--- Short task ---
The listing beneath should be written out in full, exactly as shown.

[Dataset entries]

· · · ·

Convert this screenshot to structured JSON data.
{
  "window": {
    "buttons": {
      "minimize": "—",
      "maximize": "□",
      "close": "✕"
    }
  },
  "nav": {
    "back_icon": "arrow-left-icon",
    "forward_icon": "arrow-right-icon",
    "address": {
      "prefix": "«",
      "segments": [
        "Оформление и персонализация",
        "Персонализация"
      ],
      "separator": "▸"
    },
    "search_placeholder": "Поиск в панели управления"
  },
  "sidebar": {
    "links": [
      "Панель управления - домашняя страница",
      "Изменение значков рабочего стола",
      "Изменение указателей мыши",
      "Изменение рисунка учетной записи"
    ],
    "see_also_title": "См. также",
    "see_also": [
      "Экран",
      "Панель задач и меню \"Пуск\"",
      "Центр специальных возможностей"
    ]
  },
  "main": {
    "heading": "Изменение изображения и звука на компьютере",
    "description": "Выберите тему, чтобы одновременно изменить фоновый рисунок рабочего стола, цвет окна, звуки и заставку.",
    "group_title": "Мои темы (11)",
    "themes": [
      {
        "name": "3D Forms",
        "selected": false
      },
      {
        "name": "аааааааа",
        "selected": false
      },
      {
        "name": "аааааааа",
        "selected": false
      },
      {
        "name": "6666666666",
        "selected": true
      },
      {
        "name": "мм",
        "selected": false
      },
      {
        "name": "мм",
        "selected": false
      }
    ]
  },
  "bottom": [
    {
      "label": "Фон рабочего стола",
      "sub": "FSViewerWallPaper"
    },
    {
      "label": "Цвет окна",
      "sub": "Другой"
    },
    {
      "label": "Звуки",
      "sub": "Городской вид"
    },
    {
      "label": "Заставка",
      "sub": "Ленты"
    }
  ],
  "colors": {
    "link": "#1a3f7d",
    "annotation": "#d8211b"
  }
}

· · · ·

--- Answer below ---
Convert this screenshot to structured JSON data.
{
  "window": {
    "buttons": {
      "minimize": "—",
      "maximize": "□",
      "close": "✕"
    }
  },
  "nav": {
    "back_icon": "arrow-left-icon",
    "forward_icon": "arrow-right-icon",
    "address": {
      "prefix": "«",
      "segments": [
        "Оформление и персонализация",
        "Персонализация"
      ],
      "separator": "▸"
    },
    "search_placeholder": "Поиск в панели управления"
  },
  "sidebar": {
    "links": [
      "Панель управления - домашняя страница",
      "Изменение значков рабочего стола",
      "Изменение указателей мыши",
      "Изменение рисунка учетной записи"
    ],
    "see_also_title": "См. также",
    "see_also": [
      "Экран",
      "Панель задач и меню \"Пуск\"",
      "Центр специальных возможностей"
    ]
  },
  "main": {
    "heading": "Изменение изображения и звука на компьютере",
    "description": "Выберите тему, чтобы одновременно изменить фоновый рисунок рабочего стола, цвет окна, звуки и заставку.",
    "group_title": "Мои темы (11)",
    "themes": [
      {
        "name": "3D Forms",
        "selected": false
      },
      {
        "name": "аааааааа",
        "selected": false
      },
      {
        "name": "аааааааа",
        "selected": false
      },
      {
        "name": "6666666666",
        "selected": true
      },
      {
        "name": "мм",
        "selected": false
      },
      {
        "name": "мм",
        "selected": false
      }
    ]
  },
  "bottom": [
    {
      "label": "Фон рабочего стола",
      "sub": "FSViewerWallPaper"
    },
    {
      "label": "Цвет окна",
      "sub": "Другой"
    },
    {
      "label": "Звуки",
      "sub": "Городской вид"
    },
    {
      "label": "Заставка",
      "sub": "Ленты"
    }
  ],
  "colors": {
    "link": "#1a3f7d",
    "annotation": "#d8211b"
  }
}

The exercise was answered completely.